▶ [Written request]: In the entries below, find every line holding the string "button" and collect it.

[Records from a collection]

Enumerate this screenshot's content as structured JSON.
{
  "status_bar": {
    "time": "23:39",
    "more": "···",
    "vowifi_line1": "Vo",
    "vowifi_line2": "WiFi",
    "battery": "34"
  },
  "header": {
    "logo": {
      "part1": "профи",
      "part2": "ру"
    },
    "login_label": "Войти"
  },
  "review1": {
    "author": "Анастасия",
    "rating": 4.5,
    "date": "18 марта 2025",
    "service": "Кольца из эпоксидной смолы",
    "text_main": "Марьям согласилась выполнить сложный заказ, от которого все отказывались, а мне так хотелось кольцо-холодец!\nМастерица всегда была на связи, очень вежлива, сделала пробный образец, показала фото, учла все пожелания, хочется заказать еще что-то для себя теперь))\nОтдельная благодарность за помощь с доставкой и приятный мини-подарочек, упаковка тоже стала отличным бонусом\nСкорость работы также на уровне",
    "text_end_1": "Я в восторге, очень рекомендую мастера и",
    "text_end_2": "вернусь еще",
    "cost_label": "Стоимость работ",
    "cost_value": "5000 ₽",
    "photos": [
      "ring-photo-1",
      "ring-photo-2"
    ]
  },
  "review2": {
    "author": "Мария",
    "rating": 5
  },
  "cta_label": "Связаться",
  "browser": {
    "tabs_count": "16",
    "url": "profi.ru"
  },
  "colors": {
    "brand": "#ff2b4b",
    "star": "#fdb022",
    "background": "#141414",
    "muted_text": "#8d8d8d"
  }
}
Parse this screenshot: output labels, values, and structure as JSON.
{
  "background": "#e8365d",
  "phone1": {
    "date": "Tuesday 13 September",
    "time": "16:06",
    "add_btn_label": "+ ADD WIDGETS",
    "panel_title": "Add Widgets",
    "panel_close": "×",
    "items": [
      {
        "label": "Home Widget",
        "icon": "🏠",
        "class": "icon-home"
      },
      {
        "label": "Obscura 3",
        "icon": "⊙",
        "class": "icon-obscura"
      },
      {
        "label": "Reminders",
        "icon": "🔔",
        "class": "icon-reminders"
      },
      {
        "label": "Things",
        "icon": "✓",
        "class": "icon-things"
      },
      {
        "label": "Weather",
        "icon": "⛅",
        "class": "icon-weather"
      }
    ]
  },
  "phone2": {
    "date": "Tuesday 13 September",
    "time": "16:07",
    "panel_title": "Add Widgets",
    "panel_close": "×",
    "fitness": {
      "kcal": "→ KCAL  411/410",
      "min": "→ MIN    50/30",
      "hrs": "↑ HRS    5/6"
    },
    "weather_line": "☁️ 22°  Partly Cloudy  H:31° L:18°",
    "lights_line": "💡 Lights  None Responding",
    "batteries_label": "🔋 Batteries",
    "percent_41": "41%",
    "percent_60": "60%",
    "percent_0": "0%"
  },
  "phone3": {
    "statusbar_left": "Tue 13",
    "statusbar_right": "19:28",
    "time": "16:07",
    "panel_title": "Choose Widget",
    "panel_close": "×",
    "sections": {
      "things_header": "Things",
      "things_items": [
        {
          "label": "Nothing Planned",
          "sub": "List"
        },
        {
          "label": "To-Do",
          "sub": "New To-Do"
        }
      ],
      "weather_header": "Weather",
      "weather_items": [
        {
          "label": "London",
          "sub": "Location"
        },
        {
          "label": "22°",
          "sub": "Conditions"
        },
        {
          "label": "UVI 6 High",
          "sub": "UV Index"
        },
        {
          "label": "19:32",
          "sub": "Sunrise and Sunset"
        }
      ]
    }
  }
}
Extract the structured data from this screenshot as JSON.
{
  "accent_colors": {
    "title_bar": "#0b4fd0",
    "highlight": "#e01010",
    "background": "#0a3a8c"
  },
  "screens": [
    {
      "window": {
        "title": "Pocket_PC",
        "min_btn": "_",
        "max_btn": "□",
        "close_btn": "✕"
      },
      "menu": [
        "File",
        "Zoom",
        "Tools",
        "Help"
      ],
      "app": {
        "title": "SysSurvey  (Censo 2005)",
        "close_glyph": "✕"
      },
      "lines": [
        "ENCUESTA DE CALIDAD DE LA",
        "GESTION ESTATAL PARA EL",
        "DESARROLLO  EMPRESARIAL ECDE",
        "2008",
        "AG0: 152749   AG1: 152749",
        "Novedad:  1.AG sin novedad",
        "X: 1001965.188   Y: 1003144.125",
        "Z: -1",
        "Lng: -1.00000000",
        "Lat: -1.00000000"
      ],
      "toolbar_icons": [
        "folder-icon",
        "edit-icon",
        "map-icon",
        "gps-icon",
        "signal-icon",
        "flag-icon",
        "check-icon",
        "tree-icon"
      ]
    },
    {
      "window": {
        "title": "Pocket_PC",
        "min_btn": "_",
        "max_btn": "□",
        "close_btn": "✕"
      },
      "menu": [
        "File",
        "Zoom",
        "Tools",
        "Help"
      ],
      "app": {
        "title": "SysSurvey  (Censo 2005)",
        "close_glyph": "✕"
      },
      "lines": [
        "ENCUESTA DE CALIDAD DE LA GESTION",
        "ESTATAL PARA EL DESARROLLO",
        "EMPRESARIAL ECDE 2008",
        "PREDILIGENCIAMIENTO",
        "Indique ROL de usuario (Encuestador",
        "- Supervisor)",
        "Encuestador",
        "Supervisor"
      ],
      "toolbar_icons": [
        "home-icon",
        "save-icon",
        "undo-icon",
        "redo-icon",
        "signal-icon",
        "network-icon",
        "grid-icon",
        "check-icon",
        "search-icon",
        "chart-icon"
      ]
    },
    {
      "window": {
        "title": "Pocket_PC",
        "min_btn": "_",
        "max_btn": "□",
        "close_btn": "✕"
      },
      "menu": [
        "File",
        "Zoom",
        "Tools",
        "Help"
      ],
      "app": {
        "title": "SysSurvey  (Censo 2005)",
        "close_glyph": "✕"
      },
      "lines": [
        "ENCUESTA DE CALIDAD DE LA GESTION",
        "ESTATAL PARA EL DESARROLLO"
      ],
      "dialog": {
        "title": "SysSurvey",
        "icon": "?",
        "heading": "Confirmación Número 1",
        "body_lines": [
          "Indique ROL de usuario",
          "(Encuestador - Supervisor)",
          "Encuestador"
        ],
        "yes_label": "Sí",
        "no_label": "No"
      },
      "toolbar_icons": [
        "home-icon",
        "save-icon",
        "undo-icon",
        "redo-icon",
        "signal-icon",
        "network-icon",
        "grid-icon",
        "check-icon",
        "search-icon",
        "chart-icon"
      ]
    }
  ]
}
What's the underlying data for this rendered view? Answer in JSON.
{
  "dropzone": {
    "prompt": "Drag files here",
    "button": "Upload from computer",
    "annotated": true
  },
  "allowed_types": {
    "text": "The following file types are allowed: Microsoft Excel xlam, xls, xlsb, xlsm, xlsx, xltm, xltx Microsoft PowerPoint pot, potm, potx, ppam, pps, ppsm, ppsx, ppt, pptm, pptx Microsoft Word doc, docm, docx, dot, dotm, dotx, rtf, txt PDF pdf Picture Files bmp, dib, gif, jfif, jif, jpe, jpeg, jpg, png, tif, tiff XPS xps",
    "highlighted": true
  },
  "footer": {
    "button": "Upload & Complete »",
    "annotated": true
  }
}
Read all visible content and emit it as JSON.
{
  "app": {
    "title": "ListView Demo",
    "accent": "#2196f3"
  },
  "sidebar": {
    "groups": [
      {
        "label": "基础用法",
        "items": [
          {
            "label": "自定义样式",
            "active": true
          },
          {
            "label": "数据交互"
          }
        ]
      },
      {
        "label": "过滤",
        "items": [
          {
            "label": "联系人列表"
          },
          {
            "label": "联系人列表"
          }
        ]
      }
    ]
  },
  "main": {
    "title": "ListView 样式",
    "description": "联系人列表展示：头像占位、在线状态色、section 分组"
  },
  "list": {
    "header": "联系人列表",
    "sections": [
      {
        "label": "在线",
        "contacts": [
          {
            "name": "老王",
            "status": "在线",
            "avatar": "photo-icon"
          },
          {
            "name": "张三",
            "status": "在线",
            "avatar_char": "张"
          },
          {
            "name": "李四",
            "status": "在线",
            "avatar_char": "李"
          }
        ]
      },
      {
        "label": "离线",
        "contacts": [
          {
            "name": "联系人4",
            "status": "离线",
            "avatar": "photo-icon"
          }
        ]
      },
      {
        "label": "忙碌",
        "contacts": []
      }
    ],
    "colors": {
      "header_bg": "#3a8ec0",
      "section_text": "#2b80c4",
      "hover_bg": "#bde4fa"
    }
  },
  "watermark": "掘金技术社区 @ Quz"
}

▶ [Written answer]:
    "button": "Upload from computer",
    "button": "Upload & Complete »",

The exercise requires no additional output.